** Start MATERIALS PROVIDED **

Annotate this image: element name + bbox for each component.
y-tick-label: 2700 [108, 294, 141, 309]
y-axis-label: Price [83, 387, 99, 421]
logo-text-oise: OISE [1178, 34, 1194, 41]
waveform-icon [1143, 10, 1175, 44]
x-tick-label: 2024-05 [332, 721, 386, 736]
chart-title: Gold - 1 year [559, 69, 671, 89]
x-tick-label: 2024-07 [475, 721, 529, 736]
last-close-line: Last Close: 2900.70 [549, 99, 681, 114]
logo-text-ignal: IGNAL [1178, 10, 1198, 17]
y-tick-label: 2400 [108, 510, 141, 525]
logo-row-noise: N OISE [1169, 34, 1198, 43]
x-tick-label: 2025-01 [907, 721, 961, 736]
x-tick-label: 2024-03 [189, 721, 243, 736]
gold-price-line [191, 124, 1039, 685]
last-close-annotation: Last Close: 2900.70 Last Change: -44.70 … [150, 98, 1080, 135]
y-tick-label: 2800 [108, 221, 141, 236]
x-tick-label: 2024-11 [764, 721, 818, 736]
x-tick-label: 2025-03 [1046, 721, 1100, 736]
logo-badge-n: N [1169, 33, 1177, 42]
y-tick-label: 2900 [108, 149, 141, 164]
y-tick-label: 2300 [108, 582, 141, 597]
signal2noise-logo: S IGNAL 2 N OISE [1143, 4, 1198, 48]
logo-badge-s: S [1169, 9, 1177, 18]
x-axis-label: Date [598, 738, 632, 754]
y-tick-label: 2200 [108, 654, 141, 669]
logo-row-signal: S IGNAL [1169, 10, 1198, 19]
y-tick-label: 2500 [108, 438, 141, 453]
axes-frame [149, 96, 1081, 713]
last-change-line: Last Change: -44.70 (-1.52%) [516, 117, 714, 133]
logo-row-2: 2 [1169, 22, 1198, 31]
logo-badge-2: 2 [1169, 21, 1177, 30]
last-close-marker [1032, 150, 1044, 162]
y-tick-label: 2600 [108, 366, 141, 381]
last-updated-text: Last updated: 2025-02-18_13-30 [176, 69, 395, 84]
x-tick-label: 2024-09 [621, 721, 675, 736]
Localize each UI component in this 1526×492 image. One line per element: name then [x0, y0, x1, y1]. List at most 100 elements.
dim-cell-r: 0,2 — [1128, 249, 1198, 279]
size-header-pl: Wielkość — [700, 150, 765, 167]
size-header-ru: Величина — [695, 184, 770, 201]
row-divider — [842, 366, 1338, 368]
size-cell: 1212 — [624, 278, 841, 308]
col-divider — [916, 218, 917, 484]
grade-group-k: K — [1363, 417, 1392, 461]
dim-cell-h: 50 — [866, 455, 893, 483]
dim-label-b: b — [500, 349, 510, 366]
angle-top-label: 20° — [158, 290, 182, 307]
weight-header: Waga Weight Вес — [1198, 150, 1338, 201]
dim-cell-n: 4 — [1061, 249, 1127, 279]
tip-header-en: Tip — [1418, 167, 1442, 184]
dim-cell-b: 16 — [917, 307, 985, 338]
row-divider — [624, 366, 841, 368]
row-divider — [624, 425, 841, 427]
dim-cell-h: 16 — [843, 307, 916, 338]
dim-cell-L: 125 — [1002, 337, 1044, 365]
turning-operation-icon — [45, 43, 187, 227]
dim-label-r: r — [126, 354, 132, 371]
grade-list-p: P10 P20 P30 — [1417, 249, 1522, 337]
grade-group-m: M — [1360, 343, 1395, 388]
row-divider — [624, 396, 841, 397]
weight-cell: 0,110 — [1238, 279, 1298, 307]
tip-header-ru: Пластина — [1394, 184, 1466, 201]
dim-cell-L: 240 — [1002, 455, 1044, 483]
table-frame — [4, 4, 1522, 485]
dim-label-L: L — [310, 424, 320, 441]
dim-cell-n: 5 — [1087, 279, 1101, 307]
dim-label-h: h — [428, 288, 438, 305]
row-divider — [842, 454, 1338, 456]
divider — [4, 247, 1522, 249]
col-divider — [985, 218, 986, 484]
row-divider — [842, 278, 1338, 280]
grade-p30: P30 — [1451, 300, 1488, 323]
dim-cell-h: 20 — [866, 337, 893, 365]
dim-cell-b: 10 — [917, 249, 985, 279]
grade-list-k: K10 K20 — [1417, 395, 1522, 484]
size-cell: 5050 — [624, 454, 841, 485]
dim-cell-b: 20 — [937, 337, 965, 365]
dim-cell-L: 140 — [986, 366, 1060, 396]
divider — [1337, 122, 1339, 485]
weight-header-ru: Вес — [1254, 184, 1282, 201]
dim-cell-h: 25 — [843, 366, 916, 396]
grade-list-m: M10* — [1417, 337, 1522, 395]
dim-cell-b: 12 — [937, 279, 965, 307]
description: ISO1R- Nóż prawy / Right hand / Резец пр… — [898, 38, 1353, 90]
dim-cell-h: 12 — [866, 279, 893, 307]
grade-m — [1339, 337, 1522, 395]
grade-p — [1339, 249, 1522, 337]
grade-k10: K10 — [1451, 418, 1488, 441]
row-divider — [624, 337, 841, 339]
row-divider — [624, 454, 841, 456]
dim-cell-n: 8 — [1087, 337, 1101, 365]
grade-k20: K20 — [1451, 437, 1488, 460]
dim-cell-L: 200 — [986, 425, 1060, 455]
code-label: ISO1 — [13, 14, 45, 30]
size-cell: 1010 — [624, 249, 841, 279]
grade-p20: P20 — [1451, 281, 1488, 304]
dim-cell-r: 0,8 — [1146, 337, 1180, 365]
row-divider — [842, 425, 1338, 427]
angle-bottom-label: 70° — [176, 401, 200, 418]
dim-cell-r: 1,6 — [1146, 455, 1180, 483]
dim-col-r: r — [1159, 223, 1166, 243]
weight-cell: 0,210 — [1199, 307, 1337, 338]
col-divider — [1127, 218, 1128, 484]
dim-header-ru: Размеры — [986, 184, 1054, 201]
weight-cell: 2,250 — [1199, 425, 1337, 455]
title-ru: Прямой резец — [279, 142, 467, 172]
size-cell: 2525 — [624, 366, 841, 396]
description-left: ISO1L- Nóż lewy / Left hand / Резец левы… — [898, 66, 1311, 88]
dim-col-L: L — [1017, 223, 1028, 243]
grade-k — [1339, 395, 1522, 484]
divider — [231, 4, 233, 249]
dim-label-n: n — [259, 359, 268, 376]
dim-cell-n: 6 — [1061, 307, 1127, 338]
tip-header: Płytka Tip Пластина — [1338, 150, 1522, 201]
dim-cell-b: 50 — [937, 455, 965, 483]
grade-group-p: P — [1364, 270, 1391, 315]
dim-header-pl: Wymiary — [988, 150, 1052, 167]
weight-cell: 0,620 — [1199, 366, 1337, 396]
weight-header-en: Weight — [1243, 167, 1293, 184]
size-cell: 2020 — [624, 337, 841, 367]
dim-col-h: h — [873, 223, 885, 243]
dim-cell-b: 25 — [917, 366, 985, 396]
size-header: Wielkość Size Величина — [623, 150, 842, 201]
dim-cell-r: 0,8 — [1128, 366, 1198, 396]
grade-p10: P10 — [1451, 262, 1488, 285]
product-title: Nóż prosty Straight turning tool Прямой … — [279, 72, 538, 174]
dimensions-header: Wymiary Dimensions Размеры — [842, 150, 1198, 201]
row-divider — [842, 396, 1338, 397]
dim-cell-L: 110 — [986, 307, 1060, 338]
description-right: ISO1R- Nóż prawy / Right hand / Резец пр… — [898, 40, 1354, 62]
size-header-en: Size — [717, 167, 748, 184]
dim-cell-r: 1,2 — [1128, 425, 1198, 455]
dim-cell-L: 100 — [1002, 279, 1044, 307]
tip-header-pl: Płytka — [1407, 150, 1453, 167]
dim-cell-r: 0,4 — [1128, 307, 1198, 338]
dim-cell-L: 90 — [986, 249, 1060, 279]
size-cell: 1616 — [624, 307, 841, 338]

** End MATERIALS PROVIDED **

**STATED EXERCISE**
Write out the items above again line for line, changing nothing.

**SOLUTION TO THIS PROBLEM**
Annotate this image: element name + bbox for each component.
y-tick-label: 2700 [108, 294, 141, 309]
y-axis-label: Price [83, 387, 99, 421]
logo-text-oise: OISE [1178, 34, 1194, 41]
waveform-icon [1143, 10, 1175, 44]
x-tick-label: 2024-05 [332, 721, 386, 736]
chart-title: Gold - 1 year [559, 69, 671, 89]
x-tick-label: 2024-07 [475, 721, 529, 736]
last-close-line: Last Close: 2900.70 [549, 99, 681, 114]
logo-text-ignal: IGNAL [1178, 10, 1198, 17]
y-tick-label: 2400 [108, 510, 141, 525]
logo-row-noise: N OISE [1169, 34, 1198, 43]
x-tick-label: 2025-01 [907, 721, 961, 736]
x-tick-label: 2024-03 [189, 721, 243, 736]
gold-price-line [191, 124, 1039, 685]
last-close-annotation: Last Close: 2900.70 Last Change: -44.70 … [150, 98, 1080, 135]
y-tick-label: 2800 [108, 221, 141, 236]
x-tick-label: 2024-11 [764, 721, 818, 736]
x-tick-label: 2025-03 [1046, 721, 1100, 736]
logo-badge-n: N [1169, 33, 1177, 42]
y-tick-label: 2900 [108, 149, 141, 164]
y-tick-label: 2300 [108, 582, 141, 597]
signal2noise-logo: S IGNAL 2 N OISE [1143, 4, 1198, 48]
logo-badge-s: S [1169, 9, 1177, 18]
x-axis-label: Date [598, 738, 632, 754]
y-tick-label: 2200 [108, 654, 141, 669]
logo-row-signal: S IGNAL [1169, 10, 1198, 19]
y-tick-label: 2500 [108, 438, 141, 453]
axes-frame [149, 96, 1081, 713]
last-change-line: Last Change: -44.70 (-1.52%) [516, 117, 714, 133]
logo-row-2: 2 [1169, 22, 1198, 31]
logo-badge-2: 2 [1169, 21, 1177, 30]
last-close-marker [1032, 150, 1044, 162]
y-tick-label: 2600 [108, 366, 141, 381]
last-updated-text: Last updated: 2025-02-18_13-30 [176, 69, 395, 84]
x-tick-label: 2024-09 [621, 721, 675, 736]
Localize each UI component in this 1526×492 image. One line per element: name then [x0, y0, x1, y1]. List at most 100 elements.
dim-cell-r: 0,2 — [1128, 249, 1198, 279]
size-header-pl: Wielkość — [700, 150, 765, 167]
size-header-ru: Величина — [695, 184, 770, 201]
row-divider — [842, 366, 1338, 368]
size-cell: 1212 — [624, 278, 841, 308]
col-divider — [916, 218, 917, 484]
grade-group-k: K — [1363, 417, 1392, 461]
dim-cell-h: 50 — [866, 455, 893, 483]
dim-label-b: b — [500, 349, 510, 366]
angle-top-label: 20° — [158, 290, 182, 307]
weight-header: Waga Weight Вес — [1198, 150, 1338, 201]
dim-cell-n: 4 — [1061, 249, 1127, 279]
tip-header-en: Tip — [1418, 167, 1442, 184]
dim-cell-b: 16 — [917, 307, 985, 338]
row-divider — [624, 366, 841, 368]
row-divider — [624, 425, 841, 427]
dim-cell-h: 16 — [843, 307, 916, 338]
dim-cell-L: 125 — [1002, 337, 1044, 365]
turning-operation-icon — [45, 43, 187, 227]
dim-label-r: r — [126, 354, 132, 371]
grade-list-p: P10 P20 P30 — [1417, 249, 1522, 337]
grade-group-m: M — [1360, 343, 1395, 388]
row-divider — [624, 396, 841, 397]
weight-cell: 0,110 — [1238, 279, 1298, 307]
tip-header-ru: Пластина — [1394, 184, 1466, 201]
dim-cell-L: 240 — [1002, 455, 1044, 483]
table-frame — [4, 4, 1522, 485]
dim-label-L: L — [310, 424, 320, 441]
dim-cell-n: 5 — [1087, 279, 1101, 307]
dim-label-h: h — [428, 288, 438, 305]
row-divider — [842, 454, 1338, 456]
divider — [4, 247, 1522, 249]
col-divider — [985, 218, 986, 484]
row-divider — [842, 278, 1338, 280]
grade-p30: P30 — [1451, 300, 1488, 323]
dim-cell-h: 20 — [866, 337, 893, 365]
dim-cell-b: 10 — [917, 249, 985, 279]
grade-list-k: K10 K20 — [1417, 395, 1522, 484]
size-cell: 5050 — [624, 454, 841, 485]
dim-cell-b: 20 — [937, 337, 965, 365]
dim-cell-L: 140 — [986, 366, 1060, 396]
divider — [1337, 122, 1339, 485]
weight-header-ru: Вес — [1254, 184, 1282, 201]
dim-cell-h: 25 — [843, 366, 916, 396]
grade-list-m: M10* — [1417, 337, 1522, 395]
dim-cell-b: 12 — [937, 279, 965, 307]
description: ISO1R- Nóż prawy / Right hand / Резец пр… — [898, 38, 1353, 90]
dim-cell-h: 12 — [866, 279, 893, 307]
grade-m — [1339, 337, 1522, 395]
grade-p — [1339, 249, 1522, 337]
grade-k10: K10 — [1451, 418, 1488, 441]
row-divider — [624, 337, 841, 339]
row-divider — [624, 454, 841, 456]
dim-cell-n: 8 — [1087, 337, 1101, 365]
grade-k20: K20 — [1451, 437, 1488, 460]
dim-cell-L: 200 — [986, 425, 1060, 455]
code-label: ISO1 — [13, 14, 45, 30]
size-cell: 1010 — [624, 249, 841, 279]
grade-p20: P20 — [1451, 281, 1488, 304]
dim-cell-r: 0,8 — [1146, 337, 1180, 365]
row-divider — [842, 425, 1338, 427]
angle-bottom-label: 70° — [176, 401, 200, 418]
dim-cell-r: 1,6 — [1146, 455, 1180, 483]
dim-col-r: r — [1159, 223, 1166, 243]
weight-cell: 0,210 — [1199, 307, 1337, 338]
col-divider — [1127, 218, 1128, 484]
dim-header-ru: Размеры — [986, 184, 1054, 201]
weight-cell: 2,250 — [1199, 425, 1337, 455]
title-ru: Прямой резец — [279, 142, 467, 172]
size-cell: 2525 — [624, 366, 841, 396]
description-left: ISO1L- Nóż lewy / Left hand / Резец левы… — [898, 66, 1311, 88]
dim-col-L: L — [1017, 223, 1028, 243]
grade-k — [1339, 395, 1522, 484]
divider — [231, 4, 233, 249]
dim-label-n: n — [259, 359, 268, 376]
dim-cell-n: 6 — [1061, 307, 1127, 338]
tip-header: Płytka Tip Пластина — [1338, 150, 1522, 201]
dim-cell-b: 50 — [937, 455, 965, 483]
grade-group-p: P — [1364, 270, 1391, 315]
dim-header-pl: Wymiary — [988, 150, 1052, 167]
weight-cell: 0,620 — [1199, 366, 1337, 396]
weight-header-en: Weight — [1243, 167, 1293, 184]
size-cell: 2020 — [624, 337, 841, 367]
dim-col-h: h — [873, 223, 885, 243]
dim-cell-b: 25 — [917, 366, 985, 396]
size-header: Wielkość Size Величина — [623, 150, 842, 201]
dim-cell-r: 0,8 — [1128, 366, 1198, 396]
grade-p10: P10 — [1451, 262, 1488, 285]
product-title: Nóż prosty Straight turning tool Прямой … — [279, 72, 538, 174]
dimensions-header: Wymiary Dimensions Размеры — [842, 150, 1198, 201]
row-divider — [842, 396, 1338, 397]
dim-cell-L: 110 — [986, 307, 1060, 338]
description-right: ISO1R- Nóż prawy / Right hand / Резец пр… — [898, 40, 1354, 62]
size-header-en: Size — [717, 167, 748, 184]
dim-cell-r: 1,2 — [1128, 425, 1198, 455]
dim-cell-L: 100 — [1002, 279, 1044, 307]
tip-header-pl: Płytka — [1407, 150, 1453, 167]
dim-cell-r: 0,4 — [1128, 307, 1198, 338]
dim-cell-L: 90 — [986, 249, 1060, 279]
size-cell: 1616 — [624, 307, 841, 338]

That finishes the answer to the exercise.